EXERCISE> The records that follow are to be repeated without alteration.

Excerpt from a dataset
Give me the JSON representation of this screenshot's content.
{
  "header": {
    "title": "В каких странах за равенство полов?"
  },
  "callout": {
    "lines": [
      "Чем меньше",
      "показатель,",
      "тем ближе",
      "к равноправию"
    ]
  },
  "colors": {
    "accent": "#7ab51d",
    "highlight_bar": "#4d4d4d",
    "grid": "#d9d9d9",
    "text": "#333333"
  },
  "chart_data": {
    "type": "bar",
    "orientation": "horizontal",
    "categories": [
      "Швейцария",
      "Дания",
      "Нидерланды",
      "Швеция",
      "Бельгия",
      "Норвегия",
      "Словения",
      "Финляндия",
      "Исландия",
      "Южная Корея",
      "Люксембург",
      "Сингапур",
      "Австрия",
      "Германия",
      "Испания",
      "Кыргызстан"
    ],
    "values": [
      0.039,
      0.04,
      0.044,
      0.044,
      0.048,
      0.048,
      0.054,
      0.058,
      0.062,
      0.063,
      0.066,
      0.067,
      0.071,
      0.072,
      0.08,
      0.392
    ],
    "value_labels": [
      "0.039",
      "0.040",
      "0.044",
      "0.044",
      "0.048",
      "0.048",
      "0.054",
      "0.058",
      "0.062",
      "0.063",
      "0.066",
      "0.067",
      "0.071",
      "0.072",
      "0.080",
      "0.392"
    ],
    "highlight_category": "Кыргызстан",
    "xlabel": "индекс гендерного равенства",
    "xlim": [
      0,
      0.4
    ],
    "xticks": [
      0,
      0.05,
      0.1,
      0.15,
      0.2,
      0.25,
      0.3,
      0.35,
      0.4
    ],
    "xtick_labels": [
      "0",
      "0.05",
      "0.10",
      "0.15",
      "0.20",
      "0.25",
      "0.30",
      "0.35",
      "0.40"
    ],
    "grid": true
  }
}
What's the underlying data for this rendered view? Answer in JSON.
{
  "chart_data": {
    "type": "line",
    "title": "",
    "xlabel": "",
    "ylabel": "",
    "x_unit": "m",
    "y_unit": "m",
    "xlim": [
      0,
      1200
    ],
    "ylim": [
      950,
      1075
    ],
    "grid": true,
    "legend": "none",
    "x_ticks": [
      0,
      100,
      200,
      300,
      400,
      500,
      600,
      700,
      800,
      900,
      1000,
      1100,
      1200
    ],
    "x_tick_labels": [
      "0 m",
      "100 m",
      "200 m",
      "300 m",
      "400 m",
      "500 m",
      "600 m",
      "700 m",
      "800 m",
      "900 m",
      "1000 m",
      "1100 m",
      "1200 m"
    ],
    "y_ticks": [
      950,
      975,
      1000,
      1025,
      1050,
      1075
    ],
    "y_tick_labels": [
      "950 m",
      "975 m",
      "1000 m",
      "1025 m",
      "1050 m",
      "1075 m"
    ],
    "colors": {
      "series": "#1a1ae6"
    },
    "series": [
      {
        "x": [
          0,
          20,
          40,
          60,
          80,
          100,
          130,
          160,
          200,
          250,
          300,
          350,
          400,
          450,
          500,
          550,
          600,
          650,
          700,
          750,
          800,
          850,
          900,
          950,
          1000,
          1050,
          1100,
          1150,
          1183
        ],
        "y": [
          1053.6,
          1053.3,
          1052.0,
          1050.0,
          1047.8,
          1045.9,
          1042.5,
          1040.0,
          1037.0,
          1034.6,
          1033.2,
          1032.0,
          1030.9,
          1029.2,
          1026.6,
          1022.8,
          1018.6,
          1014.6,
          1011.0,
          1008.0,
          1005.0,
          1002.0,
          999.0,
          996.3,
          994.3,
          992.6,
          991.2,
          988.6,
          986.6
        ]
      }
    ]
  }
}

RESULT>
Give me the JSON representation of this screenshot's content.
{
  "header": {
    "title": "В каких странах за равенство полов?"
  },
  "callout": {
    "lines": [
      "Чем меньше",
      "показатель,",
      "тем ближе",
      "к равноправию"
    ]
  },
  "colors": {
    "accent": "#7ab51d",
    "highlight_bar": "#4d4d4d",
    "grid": "#d9d9d9",
    "text": "#333333"
  },
  "chart_data": {
    "type": "bar",
    "orientation": "horizontal",
    "categories": [
      "Швейцария",
      "Дания",
      "Нидерланды",
      "Швеция",
      "Бельгия",
      "Норвегия",
      "Словения",
      "Финляндия",
      "Исландия",
      "Южная Корея",
      "Люксембург",
      "Сингапур",
      "Австрия",
      "Германия",
      "Испания",
      "Кыргызстан"
    ],
    "values": [
      0.039,
      0.04,
      0.044,
      0.044,
      0.048,
      0.048,
      0.054,
      0.058,
      0.062,
      0.063,
      0.066,
      0.067,
      0.071,
      0.072,
      0.08,
      0.392
    ],
    "value_labels": [
      "0.039",
      "0.040",
      "0.044",
      "0.044",
      "0.048",
      "0.048",
      "0.054",
      "0.058",
      "0.062",
      "0.063",
      "0.066",
      "0.067",
      "0.071",
      "0.072",
      "0.080",
      "0.392"
    ],
    "highlight_category": "Кыргызстан",
    "xlabel": "индекс гендерного равенства",
    "xlim": [
      0,
      0.4
    ],
    "xticks": [
      0,
      0.05,
      0.1,
      0.15,
      0.2,
      0.25,
      0.3,
      0.35,
      0.4
    ],
    "xtick_labels": [
      "0",
      "0.05",
      "0.10",
      "0.15",
      "0.20",
      "0.25",
      "0.30",
      "0.35",
      "0.40"
    ],
    "grid": true
  }
}
What's the underlying data for this rendered view? Answer in JSON.
{
  "chart_data": {
    "type": "line",
    "title": "",
    "xlabel": "",
    "ylabel": "",
    "x_unit": "m",
    "y_unit": "m",
    "xlim": [
      0,
      1200
    ],
    "ylim": [
      950,
      1075
    ],
    "grid": true,
    "legend": "none",
    "x_ticks": [
      0,
      100,
      200,
      300,
      400,
      500,
      600,
      700,
      800,
      900,
      1000,
      1100,
      1200
    ],
    "x_tick_labels": [
      "0 m",
      "100 m",
      "200 m",
      "300 m",
      "400 m",
      "500 m",
      "600 m",
      "700 m",
      "800 m",
      "900 m",
      "1000 m",
      "1100 m",
      "1200 m"
    ],
    "y_ticks": [
      950,
      975,
      1000,
      1025,
      1050,
      1075
    ],
    "y_tick_labels": [
      "950 m",
      "975 m",
      "1000 m",
      "1025 m",
      "1050 m",
      "1075 m"
    ],
    "colors": {
      "series": "#1a1ae6"
    },
    "series": [
      {
        "x": [
          0,
          20,
          40,
          60,
          80,
          100,
          130,
          160,
          200,
          250,
          300,
          350,
          400,
          450,
          500,
          550,
          600,
          650,
          700,
          750,
          800,
          850,
          900,
          950,
          1000,
          1050,
          1100,
          1150,
          1183
        ],
        "y": [
          1053.6,
          1053.3,
          1052.0,
          1050.0,
          1047.8,
          1045.9,
          1042.5,
          1040.0,
          1037.0,
          1034.6,
          1033.2,
          1032.0,
          1030.9,
          1029.2,
          1026.6,
          1022.8,
          1018.6,
          1014.6,
          1011.0,
          1008.0,
          1005.0,
          1002.0,
          999.0,
          996.3,
          994.3,
          992.6,
          991.2,
          988.6,
          986.6
        ]
      }
    ]
  }
}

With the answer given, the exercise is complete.